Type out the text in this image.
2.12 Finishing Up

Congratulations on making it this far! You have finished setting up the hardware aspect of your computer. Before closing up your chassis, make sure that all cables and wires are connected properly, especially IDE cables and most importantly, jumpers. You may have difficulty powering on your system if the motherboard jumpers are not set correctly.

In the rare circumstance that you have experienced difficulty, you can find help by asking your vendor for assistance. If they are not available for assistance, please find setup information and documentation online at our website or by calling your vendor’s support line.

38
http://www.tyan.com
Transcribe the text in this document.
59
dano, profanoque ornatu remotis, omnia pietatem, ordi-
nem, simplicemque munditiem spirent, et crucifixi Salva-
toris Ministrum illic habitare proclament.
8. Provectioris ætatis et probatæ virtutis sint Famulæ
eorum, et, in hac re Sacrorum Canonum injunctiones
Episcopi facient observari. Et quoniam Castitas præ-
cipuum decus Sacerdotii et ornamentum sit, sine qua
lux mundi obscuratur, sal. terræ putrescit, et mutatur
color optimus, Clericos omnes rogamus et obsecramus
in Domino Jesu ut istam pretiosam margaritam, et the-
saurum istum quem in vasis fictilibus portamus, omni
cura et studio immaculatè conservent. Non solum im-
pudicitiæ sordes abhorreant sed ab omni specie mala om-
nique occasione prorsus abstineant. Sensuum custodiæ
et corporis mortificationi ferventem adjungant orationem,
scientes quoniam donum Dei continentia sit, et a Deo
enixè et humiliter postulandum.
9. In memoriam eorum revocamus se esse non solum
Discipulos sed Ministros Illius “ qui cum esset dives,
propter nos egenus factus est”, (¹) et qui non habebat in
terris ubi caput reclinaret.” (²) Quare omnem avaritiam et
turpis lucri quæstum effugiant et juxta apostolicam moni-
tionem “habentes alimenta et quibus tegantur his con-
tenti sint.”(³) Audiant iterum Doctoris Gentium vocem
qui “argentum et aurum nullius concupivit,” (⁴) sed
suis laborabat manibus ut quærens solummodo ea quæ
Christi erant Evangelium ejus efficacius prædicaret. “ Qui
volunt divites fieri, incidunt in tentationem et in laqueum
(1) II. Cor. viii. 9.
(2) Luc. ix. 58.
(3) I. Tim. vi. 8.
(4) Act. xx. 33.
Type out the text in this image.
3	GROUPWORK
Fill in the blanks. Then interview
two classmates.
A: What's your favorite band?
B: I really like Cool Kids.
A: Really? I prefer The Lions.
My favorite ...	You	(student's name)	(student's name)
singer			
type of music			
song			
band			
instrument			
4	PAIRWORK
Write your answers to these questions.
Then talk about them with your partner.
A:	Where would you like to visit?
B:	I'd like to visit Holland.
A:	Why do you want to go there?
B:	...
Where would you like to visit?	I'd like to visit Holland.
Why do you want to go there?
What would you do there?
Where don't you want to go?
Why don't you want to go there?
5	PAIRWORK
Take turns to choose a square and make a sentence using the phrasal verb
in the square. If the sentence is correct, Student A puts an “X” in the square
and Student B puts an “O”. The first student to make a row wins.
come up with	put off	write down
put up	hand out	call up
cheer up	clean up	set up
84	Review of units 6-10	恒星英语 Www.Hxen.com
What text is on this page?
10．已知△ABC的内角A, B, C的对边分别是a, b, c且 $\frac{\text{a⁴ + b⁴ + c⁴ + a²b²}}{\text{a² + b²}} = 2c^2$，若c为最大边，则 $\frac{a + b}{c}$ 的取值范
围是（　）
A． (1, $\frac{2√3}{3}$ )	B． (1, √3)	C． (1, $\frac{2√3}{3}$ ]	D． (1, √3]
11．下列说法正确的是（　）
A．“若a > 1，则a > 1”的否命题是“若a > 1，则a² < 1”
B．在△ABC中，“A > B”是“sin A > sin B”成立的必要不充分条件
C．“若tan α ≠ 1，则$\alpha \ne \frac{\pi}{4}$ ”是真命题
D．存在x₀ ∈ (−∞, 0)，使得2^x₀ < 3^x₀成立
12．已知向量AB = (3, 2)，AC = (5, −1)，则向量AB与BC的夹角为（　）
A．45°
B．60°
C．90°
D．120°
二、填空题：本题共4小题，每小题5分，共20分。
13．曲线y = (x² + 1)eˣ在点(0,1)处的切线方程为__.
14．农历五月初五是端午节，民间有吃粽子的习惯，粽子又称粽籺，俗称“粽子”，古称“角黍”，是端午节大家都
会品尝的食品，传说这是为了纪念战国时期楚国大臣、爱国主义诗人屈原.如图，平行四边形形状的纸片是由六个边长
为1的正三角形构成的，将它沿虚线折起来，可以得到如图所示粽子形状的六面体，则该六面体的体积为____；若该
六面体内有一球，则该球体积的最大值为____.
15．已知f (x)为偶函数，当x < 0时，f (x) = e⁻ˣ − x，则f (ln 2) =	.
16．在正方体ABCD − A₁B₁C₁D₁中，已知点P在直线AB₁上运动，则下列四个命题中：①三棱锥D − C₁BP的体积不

—————

TASK BRIEF:
Write out the material exactly as given.

WORKED ANSWER:
Type out the text in this image.
2.12 Finishing Up

Congratulations on making it this far! You have finished setting up the hardware aspect of your computer. Before closing up your chassis, make sure that all cables and wires are connected properly, especially IDE cables and most importantly, jumpers. You may have difficulty powering on your system if the motherboard jumpers are not set correctly.

In the rare circumstance that you have experienced difficulty, you can find help by asking your vendor for assistance. If they are not available for assistance, please find setup information and documentation online at our website or by calling your vendor’s support line.

38
http://www.tyan.com
Transcribe the text in this document.
59
dano, profanoque ornatu remotis, omnia pietatem, ordi-
nem, simplicemque munditiem spirent, et crucifixi Salva-
toris Ministrum illic habitare proclament.
8. Provectioris ætatis et probatæ virtutis sint Famulæ
eorum, et, in hac re Sacrorum Canonum injunctiones
Episcopi facient observari. Et quoniam Castitas præ-
cipuum decus Sacerdotii et ornamentum sit, sine qua
lux mundi obscuratur, sal. terræ putrescit, et mutatur
color optimus, Clericos omnes rogamus et obsecramus
in Domino Jesu ut istam pretiosam margaritam, et the-
saurum istum quem in vasis fictilibus portamus, omni
cura et studio immaculatè conservent. Non solum im-
pudicitiæ sordes abhorreant sed ab omni specie mala om-
nique occasione prorsus abstineant. Sensuum custodiæ
et corporis mortificationi ferventem adjungant orationem,
scientes quoniam donum Dei continentia sit, et a Deo
enixè et humiliter postulandum.
9. In memoriam eorum revocamus se esse non solum
Discipulos sed Ministros Illius “ qui cum esset dives,
propter nos egenus factus est”, (¹) et qui non habebat in
terris ubi caput reclinaret.” (²) Quare omnem avaritiam et
turpis lucri quæstum effugiant et juxta apostolicam moni-
tionem “habentes alimenta et quibus tegantur his con-
tenti sint.”(³) Audiant iterum Doctoris Gentium vocem
qui “argentum et aurum nullius concupivit,” (⁴) sed
suis laborabat manibus ut quærens solummodo ea quæ
Christi erant Evangelium ejus efficacius prædicaret. “ Qui
volunt divites fieri, incidunt in tentationem et in laqueum
(1) II. Cor. viii. 9.
(2) Luc. ix. 58.
(3) I. Tim. vi. 8.
(4) Act. xx. 33.
Type out the text in this image.
3	GROUPWORK
Fill in the blanks. Then interview
two classmates.
A: What's your favorite band?
B: I really like Cool Kids.
A: Really? I prefer The Lions.
My favorite ...	You	(student's name)	(student's name)
singer			
type of music			
song			
band			
instrument			
4	PAIRWORK
Write your answers to these questions.
Then talk about them with your partner.
A:	Where would you like to visit?
B:	I'd like to visit Holland.
A:	Why do you want to go there?
B:	...
Where would you like to visit?	I'd like to visit Holland.
Why do you want to go there?
What would you do there?
Where don't you want to go?
Why don't you want to go there?
5	PAIRWORK
Take turns to choose a square and make a sentence using the phrasal verb
in the square. If the sentence is correct, Student A puts an “X” in the square
and Student B puts an “O”. The first student to make a row wins.
come up with	put off	write down
put up	hand out	call up
cheer up	clean up	set up
84	Review of units 6-10	恒星英语 Www.Hxen.com
What text is on this page?
10．已知△ABC的内角A, B, C的对边分别是a, b, c且 $\frac{\text{a⁴ + b⁴ + c⁴ + a²b²}}{\text{a² + b²}} = 2c^2$，若c为最大边，则 $\frac{a + b}{c}$ 的取值范
围是（　）
A． (1, $\frac{2√3}{3}$ )	B． (1, √3)	C． (1, $\frac{2√3}{3}$ ]	D． (1, √3]
11．下列说法正确的是（　）
A．“若a > 1，则a > 1”的否命题是“若a > 1，则a² < 1”
B．在△ABC中，“A > B”是“sin A > sin B”成立的必要不充分条件
C．“若tan α ≠ 1，则$\alpha \ne \frac{\pi}{4}$ ”是真命题
D．存在x₀ ∈ (−∞, 0)，使得2^x₀ < 3^x₀成立
12．已知向量AB = (3, 2)，AC = (5, −1)，则向量AB与BC的夹角为（　）
A．45°
B．60°
C．90°
D．120°
二、填空题：本题共4小题，每小题5分，共20分。
13．曲线y = (x² + 1)eˣ在点(0,1)处的切线方程为__.
14．农历五月初五是端午节，民间有吃粽子的习惯，粽子又称粽籺，俗称“粽子”，古称“角黍”，是端午节大家都
会品尝的食品，传说这是为了纪念战国时期楚国大臣、爱国主义诗人屈原.如图，平行四边形形状的纸片是由六个边长
为1的正三角形构成的，将它沿虚线折起来，可以得到如图所示粽子形状的六面体，则该六面体的体积为____；若该
六面体内有一球，则该球体积的最大值为____.
15．已知f (x)为偶函数，当x < 0时，f (x) = e⁻ˣ − x，则f (ln 2) =	.
16．在正方体ABCD − A₁B₁C₁D₁中，已知点P在直线AB₁上运动，则下列四个命题中：①三棱锥D − C₁BP的体积不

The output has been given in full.